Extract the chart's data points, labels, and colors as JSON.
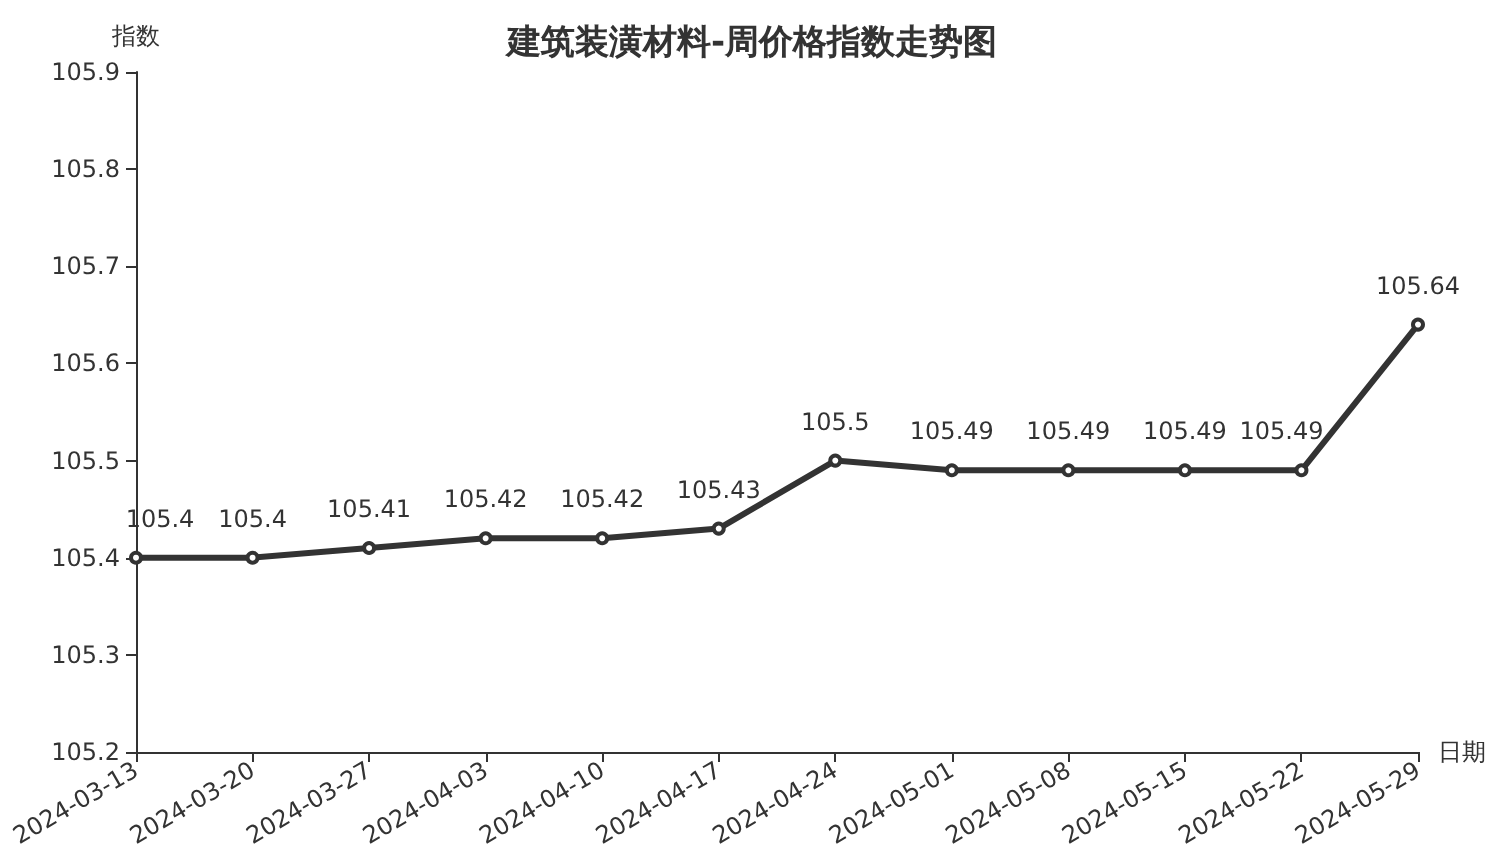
{
  "chart_data": {
    "type": "line",
    "title": "建筑装潢材料-周价格指数走势图",
    "xlabel": "日期",
    "ylabel": "指数",
    "categories": [
      "2024-03-13",
      "2024-03-20",
      "2024-03-27",
      "2024-04-03",
      "2024-04-10",
      "2024-04-17",
      "2024-04-24",
      "2024-05-01",
      "2024-05-08",
      "2024-05-15",
      "2024-05-22",
      "2024-05-29"
    ],
    "series": [
      {
        "color": "#333333",
        "values": [
          105.4,
          105.4,
          105.41,
          105.42,
          105.42,
          105.43,
          105.5,
          105.49,
          105.49,
          105.49,
          105.49,
          105.64
        ]
      }
    ],
    "ylim": [
      105.2,
      105.9
    ],
    "yticks": [
      105.2,
      105.3,
      105.4,
      105.5,
      105.6,
      105.7,
      105.8,
      105.9
    ],
    "grid": false,
    "marker": "circle",
    "line_style": "solid",
    "data_labels": true
  }
}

#### Given task:
Omit pictures; set down the rest of the material word for word.

#### Written answer:
Extract the chart's data points, labels, and colors as JSON.
{
  "chart_data": {
    "type": "line",
    "title": "建筑装潢材料-周价格指数走势图",
    "xlabel": "日期",
    "ylabel": "指数",
    "categories": [
      "2024-03-13",
      "2024-03-20",
      "2024-03-27",
      "2024-04-03",
      "2024-04-10",
      "2024-04-17",
      "2024-04-24",
      "2024-05-01",
      "2024-05-08",
      "2024-05-15",
      "2024-05-22",
      "2024-05-29"
    ],
    "series": [
      {
        "color": "#333333",
        "values": [
          105.4,
          105.4,
          105.41,
          105.42,
          105.42,
          105.43,
          105.5,
          105.49,
          105.49,
          105.49,
          105.49,
          105.64
        ]
      }
    ],
    "ylim": [
      105.2,
      105.9
    ],
    "yticks": [
      105.2,
      105.3,
      105.4,
      105.5,
      105.6,
      105.7,
      105.8,
      105.9
    ],
    "grid": false,
    "marker": "circle",
    "line_style": "solid",
    "data_labels": true
  }
}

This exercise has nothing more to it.